▶ _Action item 1_:
Copy out the post about Uncommon Descent word for word, everything from "I was amused" down to "of them all.".
▶ _Action item 2_:
In the post about Uncommon Descent, which names of people and websites are mentioned?
▶ _Action item 3_:
Continue the post about Uncommon Descent from its final sentence onward.

[Passage shown Boundary: Start]

“the outworking of the corrosive nihilistic amorality that is inherent to evolutionary materialism”


The IDiots at Uncommon Descent are horrified and appalled by my ideas about the status of fetuses and babies … so horrified, in fact, that some of them want to make me the poster child for the fall of Western Civilization into a godless, nihilistic chaos in which babies are casually destroyed, and there are of course, a few comparisons to Hitler. But then, they are IDiots, after all.

I was amused by this remark from one of the deathcultists:

Sad to say, what we just saw from PZM, is the outworking of the corrosive nihilistic amorality that is inherent to evolutionary materialism. Hopefully, sufficient of us still have enough moral sensitivity to see the absurdity and the danger if this agenda is allowed to triumph in our civilisation.

Anyway, they found this list of the 25 most influential atheists, and fired off a questionnaire to all of them, looking to see if all atheists are as evil as I am, or whether I’m just the most evil of them all.

[Passage shown Boundary: End]
[Source information Boundary: Start]

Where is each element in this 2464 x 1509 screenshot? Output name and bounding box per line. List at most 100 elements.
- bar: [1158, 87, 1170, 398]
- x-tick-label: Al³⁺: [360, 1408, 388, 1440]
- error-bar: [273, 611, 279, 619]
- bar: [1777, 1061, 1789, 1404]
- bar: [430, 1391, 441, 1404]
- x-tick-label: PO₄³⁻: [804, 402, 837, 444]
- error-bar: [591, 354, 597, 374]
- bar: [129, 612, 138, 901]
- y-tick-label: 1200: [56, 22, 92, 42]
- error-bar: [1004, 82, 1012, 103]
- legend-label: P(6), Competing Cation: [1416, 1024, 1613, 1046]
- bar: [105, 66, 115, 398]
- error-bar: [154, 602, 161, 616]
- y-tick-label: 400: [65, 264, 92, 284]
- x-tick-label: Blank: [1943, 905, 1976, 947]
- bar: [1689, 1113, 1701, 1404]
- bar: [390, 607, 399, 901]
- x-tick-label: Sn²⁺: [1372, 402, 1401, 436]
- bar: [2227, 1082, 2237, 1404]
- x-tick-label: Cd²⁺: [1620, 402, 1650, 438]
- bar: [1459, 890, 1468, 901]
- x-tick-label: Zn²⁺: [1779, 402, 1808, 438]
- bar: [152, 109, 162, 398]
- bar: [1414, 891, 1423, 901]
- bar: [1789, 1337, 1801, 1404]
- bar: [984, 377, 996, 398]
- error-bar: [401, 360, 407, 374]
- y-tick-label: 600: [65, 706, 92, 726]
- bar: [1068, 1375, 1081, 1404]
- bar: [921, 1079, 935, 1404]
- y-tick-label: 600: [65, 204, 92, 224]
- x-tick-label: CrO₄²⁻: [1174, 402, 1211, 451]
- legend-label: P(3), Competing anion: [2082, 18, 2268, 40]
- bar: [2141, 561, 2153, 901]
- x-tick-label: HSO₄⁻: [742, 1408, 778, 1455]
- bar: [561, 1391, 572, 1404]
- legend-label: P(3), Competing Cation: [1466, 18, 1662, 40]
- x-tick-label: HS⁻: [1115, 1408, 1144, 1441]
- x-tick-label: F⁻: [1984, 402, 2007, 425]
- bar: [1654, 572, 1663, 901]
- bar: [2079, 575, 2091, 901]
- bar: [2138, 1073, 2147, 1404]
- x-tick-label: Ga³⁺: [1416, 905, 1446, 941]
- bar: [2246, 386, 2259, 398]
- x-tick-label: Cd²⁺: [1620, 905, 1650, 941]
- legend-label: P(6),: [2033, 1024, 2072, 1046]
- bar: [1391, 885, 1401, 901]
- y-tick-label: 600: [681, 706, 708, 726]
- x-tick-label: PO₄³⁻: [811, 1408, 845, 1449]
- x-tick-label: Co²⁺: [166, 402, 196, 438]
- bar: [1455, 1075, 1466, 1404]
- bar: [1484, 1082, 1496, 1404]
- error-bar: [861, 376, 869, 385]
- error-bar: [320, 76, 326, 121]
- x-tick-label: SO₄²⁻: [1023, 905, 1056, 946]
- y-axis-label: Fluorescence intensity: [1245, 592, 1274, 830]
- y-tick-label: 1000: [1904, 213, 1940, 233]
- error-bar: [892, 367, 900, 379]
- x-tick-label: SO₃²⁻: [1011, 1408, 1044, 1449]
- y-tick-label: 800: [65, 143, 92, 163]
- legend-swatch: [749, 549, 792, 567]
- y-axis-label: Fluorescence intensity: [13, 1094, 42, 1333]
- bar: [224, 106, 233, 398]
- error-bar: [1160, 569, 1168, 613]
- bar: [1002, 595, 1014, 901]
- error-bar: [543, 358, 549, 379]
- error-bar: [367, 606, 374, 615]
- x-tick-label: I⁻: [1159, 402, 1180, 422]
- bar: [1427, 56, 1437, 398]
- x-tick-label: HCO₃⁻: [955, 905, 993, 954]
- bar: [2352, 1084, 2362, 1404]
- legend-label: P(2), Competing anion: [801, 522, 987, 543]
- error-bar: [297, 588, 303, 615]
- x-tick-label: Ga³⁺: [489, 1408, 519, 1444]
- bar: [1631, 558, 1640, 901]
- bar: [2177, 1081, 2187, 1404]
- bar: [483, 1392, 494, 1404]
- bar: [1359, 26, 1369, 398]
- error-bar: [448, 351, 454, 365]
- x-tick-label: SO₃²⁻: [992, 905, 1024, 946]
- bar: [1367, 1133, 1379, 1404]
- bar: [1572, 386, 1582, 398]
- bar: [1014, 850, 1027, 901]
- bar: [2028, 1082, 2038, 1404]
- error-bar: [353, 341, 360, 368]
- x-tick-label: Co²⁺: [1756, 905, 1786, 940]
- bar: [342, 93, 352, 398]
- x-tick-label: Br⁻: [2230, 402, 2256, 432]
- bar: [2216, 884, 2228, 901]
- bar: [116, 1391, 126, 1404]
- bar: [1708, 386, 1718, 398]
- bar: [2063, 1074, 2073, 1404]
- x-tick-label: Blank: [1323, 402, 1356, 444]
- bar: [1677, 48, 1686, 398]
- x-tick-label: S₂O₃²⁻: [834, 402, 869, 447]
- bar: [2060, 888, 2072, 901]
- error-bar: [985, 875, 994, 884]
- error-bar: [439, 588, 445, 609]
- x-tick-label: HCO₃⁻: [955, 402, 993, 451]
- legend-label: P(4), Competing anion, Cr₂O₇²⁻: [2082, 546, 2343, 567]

[Source information Boundary: End]

▶ _Task result 1_:
I was amused by this remark from one of the deathcultists:

Sad to say, what we just saw from PZM, is the outworking of the corrosive nihilistic amorality that is inherent to evolutionary materialism. Hopefully, sufficient of us still have enough moral sensitivity to see the absurdity and the danger if this agenda is allowed to triumph in our civilisation.

Anyway, they found this list of the 25 most influential atheists, and fired off a questionnaire to all of them, looking to see if all atheists are as evil as I am, or whether I’m just the most evil of them all.

▶ _Task result 2_:
Uncommon Descent, Hitler, PZM

▶ _Task result 3_:
(a) Do you believe that a newborn baby is fully human? Yes/No

(b) Do you believe that a newborn baby is a person? Yes/No

(c) Do you believe that a newborn baby has a right to life? Yes/No

(d) Do you believe that every human person has a duty towards newborn babies, to refrain from killing them? Yes/No

(e) Do you believe that killing a newborn baby is just as wrong as killing an adult? Yes/No

As you can see, they’re blinded by an assumption that you can reduce a continuum of potential and actuality to black & white answers, which is the whole problem I’ve complained about before, and what they’ve written is actually a confirmation of my complaint about pro-lifers: they don’t think, and they don’t comprehend. They’ve gotten a few replies from those influential atheists, and most have fallen into the trap. I have to give James Randi credit for making the best answer:

I will not respond to such a heavily biased set of questions, and I could not do so without providing extensive explanations for my answers. The “quiz” is short, but the answers would be far too involved and lengthy.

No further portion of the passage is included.